[TASK OBJECTIVE]
Return the records word for word. Any pictures in them are not part of the copy.

==============================

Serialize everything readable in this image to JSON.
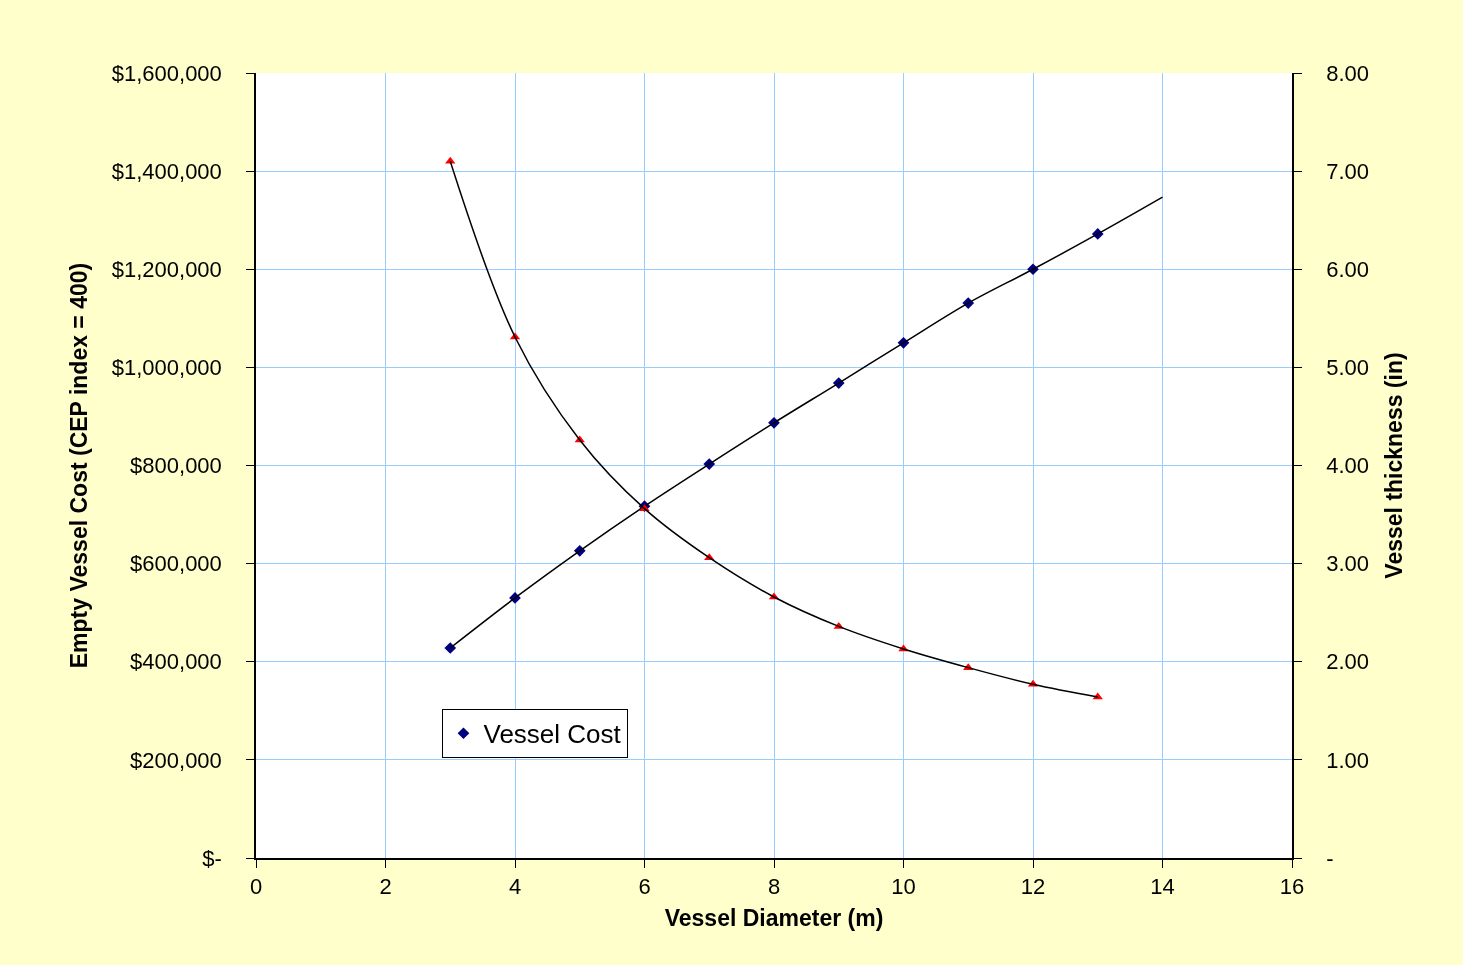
{
  "chart_data": {
    "type": "scatter",
    "xlabel": "Vessel Diameter (m)",
    "ylabel": "Empty Vessel Cost (CEP index = 400)",
    "y2label": "Vessel thickness (in)",
    "series": [
      {
        "name": "Vessel Cost",
        "color": "#000080",
        "marker": "diamond",
        "x": [
          3,
          4,
          5,
          6,
          7,
          8,
          9,
          10,
          11,
          12,
          13
        ],
        "values": [
          428000,
          530000,
          626000,
          717000,
          803000,
          887000,
          968000,
          1050000,
          1131000,
          1200000,
          1272000
        ]
      },
      {
        "color": "#ff0000",
        "marker": "triangle",
        "axis": "y2",
        "x": [
          3,
          4,
          5,
          6,
          7,
          8,
          9,
          10,
          11,
          12,
          13
        ],
        "values": [
          7.1,
          5.31,
          4.26,
          3.56,
          3.06,
          2.66,
          2.36,
          2.13,
          1.94,
          1.77,
          1.64
        ]
      },
      {
        "type": "line",
        "color": "#000000",
        "marker": "none",
        "x": [
          3,
          4,
          5,
          6,
          7,
          8,
          9,
          10,
          11,
          12,
          13,
          14
        ],
        "values": [
          428000,
          530000,
          626000,
          717000,
          803000,
          887000,
          968000,
          1050000,
          1131000,
          1200000,
          1272000,
          1347000
        ]
      },
      {
        "type": "line",
        "color": "#000000",
        "marker": "none",
        "axis": "y2",
        "x": [
          3,
          4,
          5,
          6,
          7,
          8,
          9,
          10,
          11,
          12,
          13
        ],
        "values": [
          7.1,
          5.31,
          4.26,
          3.56,
          3.06,
          2.66,
          2.36,
          2.13,
          1.94,
          1.77,
          1.64
        ]
      }
    ],
    "xlim": [
      0,
      16
    ],
    "xticks": [
      0,
      2,
      4,
      6,
      8,
      10,
      12,
      14,
      16
    ],
    "ylim": [
      0,
      1600000
    ],
    "yticks": [
      {
        "value": 0,
        "label": "$-"
      },
      {
        "value": 200000,
        "label": "$200,000"
      },
      {
        "value": 400000,
        "label": "$400,000"
      },
      {
        "value": 600000,
        "label": "$600,000"
      },
      {
        "value": 800000,
        "label": "$800,000"
      },
      {
        "value": 1000000,
        "label": "$1,000,000"
      },
      {
        "value": 1200000,
        "label": "$1,200,000"
      },
      {
        "value": 1400000,
        "label": "$1,400,000"
      },
      {
        "value": 1600000,
        "label": "$1,600,000"
      }
    ],
    "y2lim": [
      0,
      8
    ],
    "y2ticks": [
      {
        "value": 0,
        "label": "-"
      },
      {
        "value": 1,
        "label": "1.00"
      },
      {
        "value": 2,
        "label": "2.00"
      },
      {
        "value": 3,
        "label": "3.00"
      },
      {
        "value": 4,
        "label": "4.00"
      },
      {
        "value": 5,
        "label": "5.00"
      },
      {
        "value": 6,
        "label": "6.00"
      },
      {
        "value": 7,
        "label": "7.00"
      },
      {
        "value": 8,
        "label": "8.00"
      }
    ],
    "grid": true,
    "legend": "bottom left"
  }
}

==============================

[RESULT OF THE EXERCISE]
Serialize everything readable in this image to JSON.
{
  "chart_data": {
    "type": "scatter",
    "xlabel": "Vessel Diameter (m)",
    "ylabel": "Empty Vessel Cost (CEP index = 400)",
    "y2label": "Vessel thickness (in)",
    "series": [
      {
        "name": "Vessel Cost",
        "color": "#000080",
        "marker": "diamond",
        "x": [
          3,
          4,
          5,
          6,
          7,
          8,
          9,
          10,
          11,
          12,
          13
        ],
        "values": [
          428000,
          530000,
          626000,
          717000,
          803000,
          887000,
          968000,
          1050000,
          1131000,
          1200000,
          1272000
        ]
      },
      {
        "color": "#ff0000",
        "marker": "triangle",
        "axis": "y2",
        "x": [
          3,
          4,
          5,
          6,
          7,
          8,
          9,
          10,
          11,
          12,
          13
        ],
        "values": [
          7.1,
          5.31,
          4.26,
          3.56,
          3.06,
          2.66,
          2.36,
          2.13,
          1.94,
          1.77,
          1.64
        ]
      },
      {
        "type": "line",
        "color": "#000000",
        "marker": "none",
        "x": [
          3,
          4,
          5,
          6,
          7,
          8,
          9,
          10,
          11,
          12,
          13,
          14
        ],
        "values": [
          428000,
          530000,
          626000,
          717000,
          803000,
          887000,
          968000,
          1050000,
          1131000,
          1200000,
          1272000,
          1347000
        ]
      },
      {
        "type": "line",
        "color": "#000000",
        "marker": "none",
        "axis": "y2",
        "x": [
          3,
          4,
          5,
          6,
          7,
          8,
          9,
          10,
          11,
          12,
          13
        ],
        "values": [
          7.1,
          5.31,
          4.26,
          3.56,
          3.06,
          2.66,
          2.36,
          2.13,
          1.94,
          1.77,
          1.64
        ]
      }
    ],
    "xlim": [
      0,
      16
    ],
    "xticks": [
      0,
      2,
      4,
      6,
      8,
      10,
      12,
      14,
      16
    ],
    "ylim": [
      0,
      1600000
    ],
    "yticks": [
      {
        "value": 0,
        "label": "$-"
      },
      {
        "value": 200000,
        "label": "$200,000"
      },
      {
        "value": 400000,
        "label": "$400,000"
      },
      {
        "value": 600000,
        "label": "$600,000"
      },
      {
        "value": 800000,
        "label": "$800,000"
      },
      {
        "value": 1000000,
        "label": "$1,000,000"
      },
      {
        "value": 1200000,
        "label": "$1,200,000"
      },
      {
        "value": 1400000,
        "label": "$1,400,000"
      },
      {
        "value": 1600000,
        "label": "$1,600,000"
      }
    ],
    "y2lim": [
      0,
      8
    ],
    "y2ticks": [
      {
        "value": 0,
        "label": "-"
      },
      {
        "value": 1,
        "label": "1.00"
      },
      {
        "value": 2,
        "label": "2.00"
      },
      {
        "value": 3,
        "label": "3.00"
      },
      {
        "value": 4,
        "label": "4.00"
      },
      {
        "value": 5,
        "label": "5.00"
      },
      {
        "value": 6,
        "label": "6.00"
      },
      {
        "value": 7,
        "label": "7.00"
      },
      {
        "value": 8,
        "label": "8.00"
      }
    ],
    "grid": true,
    "legend": "bottom left"
  }
}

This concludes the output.